## Objective:
Restate the data below word for word. Skip any images it contains.

## The data:
________
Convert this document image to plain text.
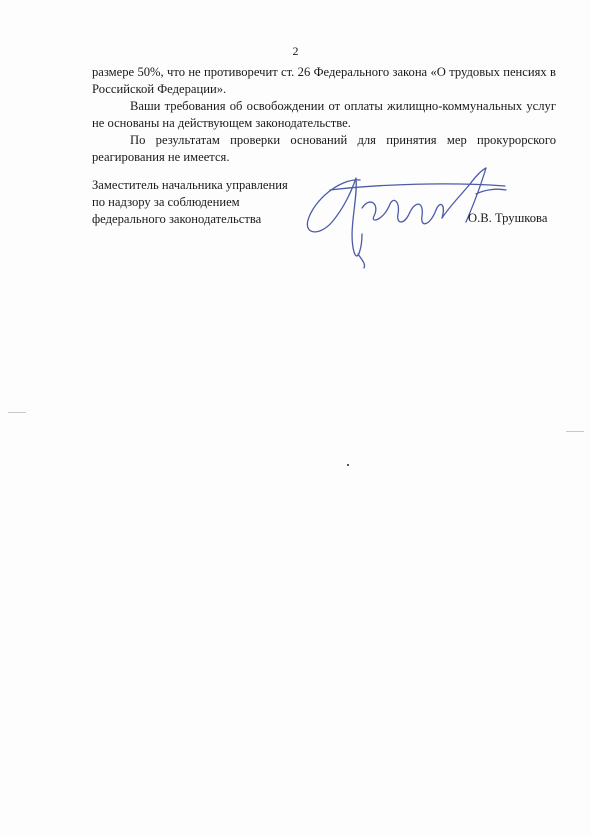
2

размере 50%, что не противоречит ст. 26 Федерального закона «О трудовых пенсиях в Российской Федерации».

Ваши требования об освобождении от оплаты жилищно-коммунальных услуг не основаны на действующем законодательстве.

По результатам проверки оснований для принятия мер прокурорского реагирования не имеется.

Заместитель начальника управления
по надзору за соблюдением
федерального законодательства	О.В. Трушкова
________
## Reply to the exercise:
Convert this document image to plain text.
2

размере 50%, что не противоречит ст. 26 Федерального закона «О трудовых пенсиях в Российской Федерации».

Ваши требования об освобождении от оплаты жилищно-коммунальных услуг не основаны на действующем законодательстве.

По результатам проверки оснований для принятия мер прокурорского реагирования не имеется.

Заместитель начальника управления
по надзору за соблюдением
федерального законодательства	О.В. Трушкова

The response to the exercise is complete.